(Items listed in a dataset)
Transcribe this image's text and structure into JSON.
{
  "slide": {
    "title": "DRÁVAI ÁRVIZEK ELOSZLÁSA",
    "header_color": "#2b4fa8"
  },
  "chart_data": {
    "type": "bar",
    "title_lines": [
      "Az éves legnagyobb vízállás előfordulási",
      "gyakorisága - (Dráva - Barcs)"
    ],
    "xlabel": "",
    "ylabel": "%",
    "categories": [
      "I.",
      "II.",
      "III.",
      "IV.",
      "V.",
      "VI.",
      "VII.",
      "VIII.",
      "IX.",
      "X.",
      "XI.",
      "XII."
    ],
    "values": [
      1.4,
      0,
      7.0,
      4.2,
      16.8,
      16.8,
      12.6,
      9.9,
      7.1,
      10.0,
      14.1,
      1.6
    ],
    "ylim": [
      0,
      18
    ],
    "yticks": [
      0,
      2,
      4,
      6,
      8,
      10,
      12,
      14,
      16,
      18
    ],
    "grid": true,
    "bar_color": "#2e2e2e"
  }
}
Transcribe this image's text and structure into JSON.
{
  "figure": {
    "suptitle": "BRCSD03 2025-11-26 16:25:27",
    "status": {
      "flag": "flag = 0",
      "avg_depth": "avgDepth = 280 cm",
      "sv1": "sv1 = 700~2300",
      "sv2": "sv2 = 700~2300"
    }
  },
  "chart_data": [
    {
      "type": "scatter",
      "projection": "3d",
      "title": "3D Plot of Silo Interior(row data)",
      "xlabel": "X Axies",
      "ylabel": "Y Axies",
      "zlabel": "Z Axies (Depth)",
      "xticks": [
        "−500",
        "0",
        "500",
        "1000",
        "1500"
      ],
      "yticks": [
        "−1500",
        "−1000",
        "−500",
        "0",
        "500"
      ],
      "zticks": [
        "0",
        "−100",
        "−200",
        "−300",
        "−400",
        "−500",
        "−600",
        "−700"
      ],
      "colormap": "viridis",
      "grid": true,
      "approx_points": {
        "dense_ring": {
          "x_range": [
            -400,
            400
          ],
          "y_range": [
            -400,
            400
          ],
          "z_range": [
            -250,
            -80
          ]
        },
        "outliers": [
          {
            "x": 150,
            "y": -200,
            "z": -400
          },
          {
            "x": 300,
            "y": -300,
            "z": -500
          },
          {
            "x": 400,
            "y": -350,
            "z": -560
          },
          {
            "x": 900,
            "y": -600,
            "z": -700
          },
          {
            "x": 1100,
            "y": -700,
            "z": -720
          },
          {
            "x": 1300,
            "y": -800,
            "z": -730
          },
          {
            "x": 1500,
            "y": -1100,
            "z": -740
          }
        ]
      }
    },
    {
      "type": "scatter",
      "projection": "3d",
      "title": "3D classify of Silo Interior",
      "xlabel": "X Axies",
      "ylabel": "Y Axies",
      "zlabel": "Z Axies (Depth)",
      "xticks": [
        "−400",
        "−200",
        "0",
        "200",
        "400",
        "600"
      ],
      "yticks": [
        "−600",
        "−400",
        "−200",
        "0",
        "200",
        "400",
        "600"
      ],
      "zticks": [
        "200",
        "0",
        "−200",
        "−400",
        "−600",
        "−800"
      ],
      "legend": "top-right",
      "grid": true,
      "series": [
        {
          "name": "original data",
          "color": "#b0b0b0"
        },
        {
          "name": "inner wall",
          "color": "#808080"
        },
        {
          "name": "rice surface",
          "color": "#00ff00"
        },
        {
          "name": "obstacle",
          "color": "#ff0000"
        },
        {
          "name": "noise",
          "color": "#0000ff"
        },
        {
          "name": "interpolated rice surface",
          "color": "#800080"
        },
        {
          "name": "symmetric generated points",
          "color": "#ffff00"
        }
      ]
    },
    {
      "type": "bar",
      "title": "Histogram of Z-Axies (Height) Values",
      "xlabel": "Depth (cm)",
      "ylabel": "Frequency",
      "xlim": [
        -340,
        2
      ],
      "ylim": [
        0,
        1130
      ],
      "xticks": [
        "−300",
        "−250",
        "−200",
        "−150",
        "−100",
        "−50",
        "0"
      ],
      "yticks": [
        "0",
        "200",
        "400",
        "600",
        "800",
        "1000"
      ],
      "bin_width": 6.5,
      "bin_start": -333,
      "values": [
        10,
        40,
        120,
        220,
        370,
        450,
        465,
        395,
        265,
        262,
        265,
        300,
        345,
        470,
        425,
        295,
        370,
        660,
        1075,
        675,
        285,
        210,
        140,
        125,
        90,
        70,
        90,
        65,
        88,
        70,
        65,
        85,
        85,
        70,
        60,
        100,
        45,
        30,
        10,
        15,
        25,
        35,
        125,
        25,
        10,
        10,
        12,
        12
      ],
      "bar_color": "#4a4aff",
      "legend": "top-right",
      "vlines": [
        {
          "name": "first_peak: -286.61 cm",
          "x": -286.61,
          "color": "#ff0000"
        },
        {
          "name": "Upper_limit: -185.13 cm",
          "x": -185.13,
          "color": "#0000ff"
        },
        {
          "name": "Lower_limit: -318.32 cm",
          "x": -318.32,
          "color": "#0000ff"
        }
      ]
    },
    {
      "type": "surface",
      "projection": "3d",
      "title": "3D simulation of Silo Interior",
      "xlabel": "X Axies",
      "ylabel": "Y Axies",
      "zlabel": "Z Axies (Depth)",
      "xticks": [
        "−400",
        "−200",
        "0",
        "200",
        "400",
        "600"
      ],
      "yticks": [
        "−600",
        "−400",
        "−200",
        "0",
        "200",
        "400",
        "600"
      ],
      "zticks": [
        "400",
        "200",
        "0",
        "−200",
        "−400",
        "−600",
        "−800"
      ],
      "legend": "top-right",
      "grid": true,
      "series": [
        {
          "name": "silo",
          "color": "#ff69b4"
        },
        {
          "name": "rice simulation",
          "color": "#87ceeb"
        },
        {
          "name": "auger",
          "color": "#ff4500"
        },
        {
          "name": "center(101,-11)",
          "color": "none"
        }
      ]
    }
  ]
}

Directive
Copy all the entries verbatim.

Written solution
Transcribe this image's text and structure into JSON.
{
  "slide": {
    "title": "DRÁVAI ÁRVIZEK ELOSZLÁSA",
    "header_color": "#2b4fa8"
  },
  "chart_data": {
    "type": "bar",
    "title_lines": [
      "Az éves legnagyobb vízállás előfordulási",
      "gyakorisága - (Dráva - Barcs)"
    ],
    "xlabel": "",
    "ylabel": "%",
    "categories": [
      "I.",
      "II.",
      "III.",
      "IV.",
      "V.",
      "VI.",
      "VII.",
      "VIII.",
      "IX.",
      "X.",
      "XI.",
      "XII."
    ],
    "values": [
      1.4,
      0,
      7.0,
      4.2,
      16.8,
      16.8,
      12.6,
      9.9,
      7.1,
      10.0,
      14.1,
      1.6
    ],
    "ylim": [
      0,
      18
    ],
    "yticks": [
      0,
      2,
      4,
      6,
      8,
      10,
      12,
      14,
      16,
      18
    ],
    "grid": true,
    "bar_color": "#2e2e2e"
  }
}
Transcribe this image's text and structure into JSON.
{
  "figure": {
    "suptitle": "BRCSD03 2025-11-26 16:25:27",
    "status": {
      "flag": "flag = 0",
      "avg_depth": "avgDepth = 280 cm",
      "sv1": "sv1 = 700~2300",
      "sv2": "sv2 = 700~2300"
    }
  },
  "chart_data": [
    {
      "type": "scatter",
      "projection": "3d",
      "title": "3D Plot of Silo Interior(row data)",
      "xlabel": "X Axies",
      "ylabel": "Y Axies",
      "zlabel": "Z Axies (Depth)",
      "xticks": [
        "−500",
        "0",
        "500",
        "1000",
        "1500"
      ],
      "yticks": [
        "−1500",
        "−1000",
        "−500",
        "0",
        "500"
      ],
      "zticks": [
        "0",
        "−100",
        "−200",
        "−300",
        "−400",
        "−500",
        "−600",
        "−700"
      ],
      "colormap": "viridis",
      "grid": true,
      "approx_points": {
        "dense_ring": {
          "x_range": [
            -400,
            400
          ],
          "y_range": [
            -400,
            400
          ],
          "z_range": [
            -250,
            -80
          ]
        },
        "outliers": [
          {
            "x": 150,
            "y": -200,
            "z": -400
          },
          {
            "x": 300,
            "y": -300,
            "z": -500
          },
          {
            "x": 400,
            "y": -350,
            "z": -560
          },
          {
            "x": 900,
            "y": -600,
            "z": -700
          },
          {
            "x": 1100,
            "y": -700,
            "z": -720
          },
          {
            "x": 1300,
            "y": -800,
            "z": -730
          },
          {
            "x": 1500,
            "y": -1100,
            "z": -740
          }
        ]
      }
    },
    {
      "type": "scatter",
      "projection": "3d",
      "title": "3D classify of Silo Interior",
      "xlabel": "X Axies",
      "ylabel": "Y Axies",
      "zlabel": "Z Axies (Depth)",
      "xticks": [
        "−400",
        "−200",
        "0",
        "200",
        "400",
        "600"
      ],
      "yticks": [
        "−600",
        "−400",
        "−200",
        "0",
        "200",
        "400",
        "600"
      ],
      "zticks": [
        "200",
        "0",
        "−200",
        "−400",
        "−600",
        "−800"
      ],
      "legend": "top-right",
      "grid": true,
      "series": [
        {
          "name": "original data",
          "color": "#b0b0b0"
        },
        {
          "name": "inner wall",
          "color": "#808080"
        },
        {
          "name": "rice surface",
          "color": "#00ff00"
        },
        {
          "name": "obstacle",
          "color": "#ff0000"
        },
        {
          "name": "noise",
          "color": "#0000ff"
        },
        {
          "name": "interpolated rice surface",
          "color": "#800080"
        },
        {
          "name": "symmetric generated points",
          "color": "#ffff00"
        }
      ]
    },
    {
      "type": "bar",
      "title": "Histogram of Z-Axies (Height) Values",
      "xlabel": "Depth (cm)",
      "ylabel": "Frequency",
      "xlim": [
        -340,
        2
      ],
      "ylim": [
        0,
        1130
      ],
      "xticks": [
        "−300",
        "−250",
        "−200",
        "−150",
        "−100",
        "−50",
        "0"
      ],
      "yticks": [
        "0",
        "200",
        "400",
        "600",
        "800",
        "1000"
      ],
      "bin_width": 6.5,
      "bin_start": -333,
      "values": [
        10,
        40,
        120,
        220,
        370,
        450,
        465,
        395,
        265,
        262,
        265,
        300,
        345,
        470,
        425,
        295,
        370,
        660,
        1075,
        675,
        285,
        210,
        140,
        125,
        90,
        70,
        90,
        65,
        88,
        70,
        65,
        85,
        85,
        70,
        60,
        100,
        45,
        30,
        10,
        15,
        25,
        35,
        125,
        25,
        10,
        10,
        12,
        12
      ],
      "bar_color": "#4a4aff",
      "legend": "top-right",
      "vlines": [
        {
          "name": "first_peak: -286.61 cm",
          "x": -286.61,
          "color": "#ff0000"
        },
        {
          "name": "Upper_limit: -185.13 cm",
          "x": -185.13,
          "color": "#0000ff"
        },
        {
          "name": "Lower_limit: -318.32 cm",
          "x": -318.32,
          "color": "#0000ff"
        }
      ]
    },
    {
      "type": "surface",
      "projection": "3d",
      "title": "3D simulation of Silo Interior",
      "xlabel": "X Axies",
      "ylabel": "Y Axies",
      "zlabel": "Z Axies (Depth)",
      "xticks": [
        "−400",
        "−200",
        "0",
        "200",
        "400",
        "600"
      ],
      "yticks": [
        "−600",
        "−400",
        "−200",
        "0",
        "200",
        "400",
        "600"
      ],
      "zticks": [
        "400",
        "200",
        "0",
        "−200",
        "−400",
        "−600",
        "−800"
      ],
      "legend": "top-right",
      "grid": true,
      "series": [
        {
          "name": "silo",
          "color": "#ff69b4"
        },
        {
          "name": "rice simulation",
          "color": "#87ceeb"
        },
        {
          "name": "auger",
          "color": "#ff4500"
        },
        {
          "name": "center(101,-11)",
          "color": "none"
        }
      ]
    }
  ]
}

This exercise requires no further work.